Short problem »
Omit all images. Write out the rest of the material exactly.

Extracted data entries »
####
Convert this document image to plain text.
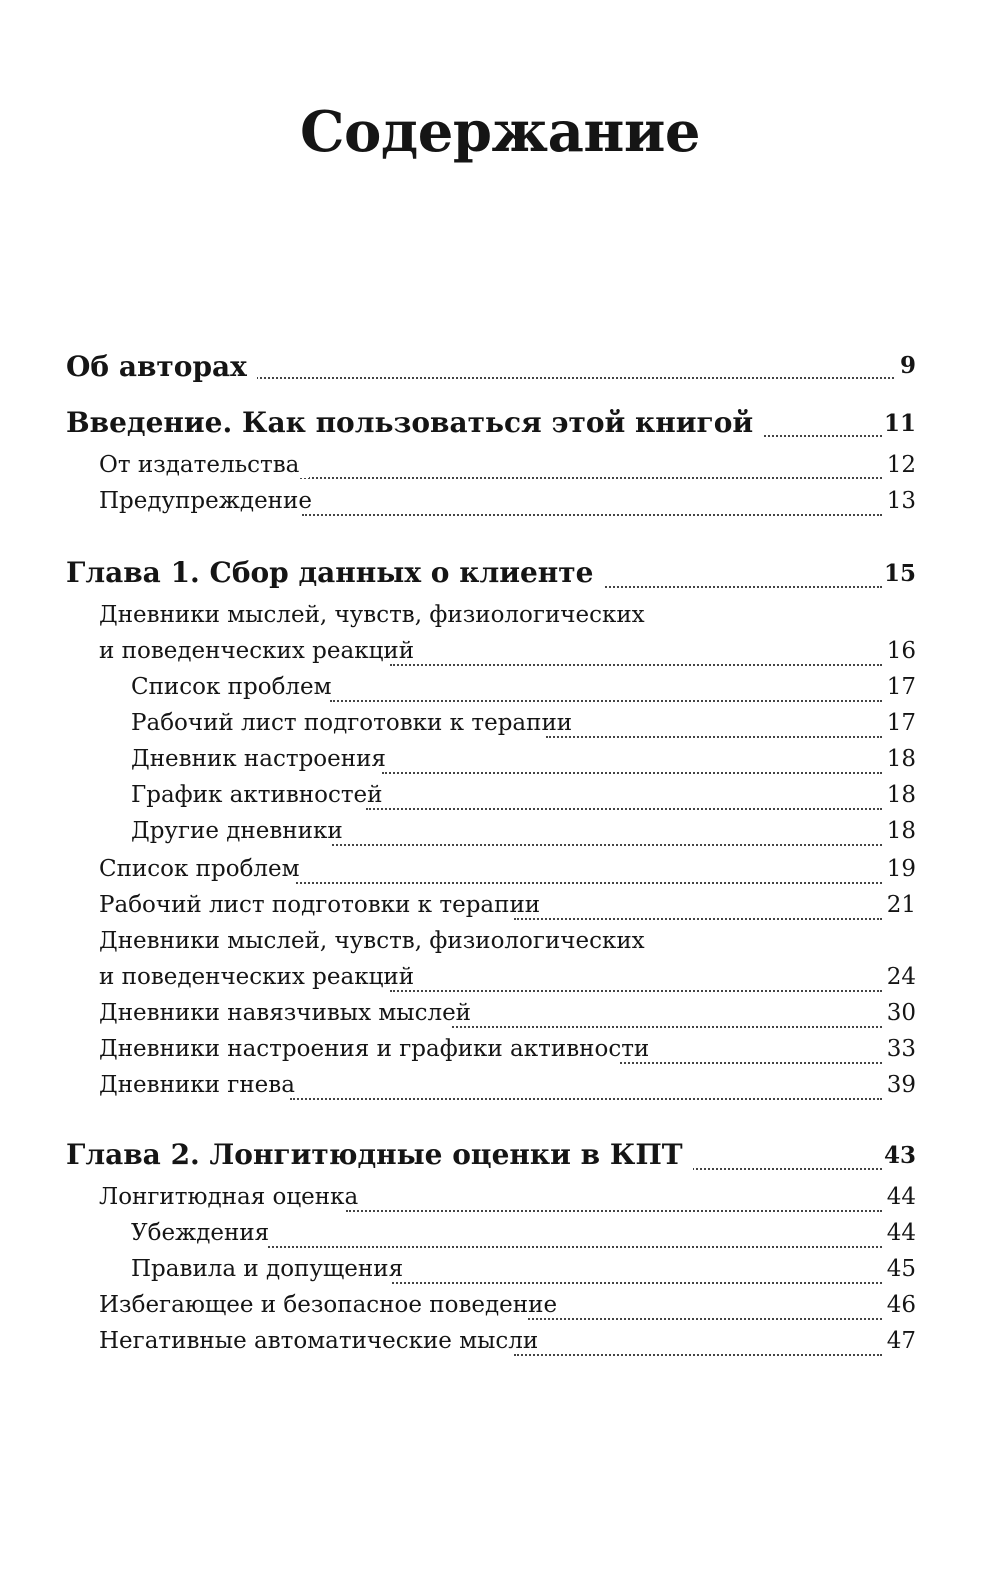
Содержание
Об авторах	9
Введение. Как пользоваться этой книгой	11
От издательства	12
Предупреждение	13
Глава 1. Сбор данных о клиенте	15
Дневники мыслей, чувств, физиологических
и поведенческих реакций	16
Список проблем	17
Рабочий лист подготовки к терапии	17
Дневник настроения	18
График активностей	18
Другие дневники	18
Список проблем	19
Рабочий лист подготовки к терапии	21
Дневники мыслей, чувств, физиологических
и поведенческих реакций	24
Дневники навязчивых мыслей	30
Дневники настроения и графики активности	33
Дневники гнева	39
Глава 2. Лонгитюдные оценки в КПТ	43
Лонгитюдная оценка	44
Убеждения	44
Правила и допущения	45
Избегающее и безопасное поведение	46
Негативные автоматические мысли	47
####
Complete output »
Convert this document image to plain text.
Содержание
Об авторах	9
Введение. Как пользоваться этой книгой	11
От издательства	12
Предупреждение	13
Глава 1. Сбор данных о клиенте	15
Дневники мыслей, чувств, физиологических
и поведенческих реакций	16
Список проблем	17
Рабочий лист подготовки к терапии	17
Дневник настроения	18
График активностей	18
Другие дневники	18
Список проблем	19
Рабочий лист подготовки к терапии	21
Дневники мыслей, чувств, физиологических
и поведенческих реакций	24
Дневники навязчивых мыслей	30
Дневники настроения и графики активности	33
Дневники гнева	39
Глава 2. Лонгитюдные оценки в КПТ	43
Лонгитюдная оценка	44
Убеждения	44
Правила и допущения	45
Избегающее и безопасное поведение	46
Негативные автоматические мысли	47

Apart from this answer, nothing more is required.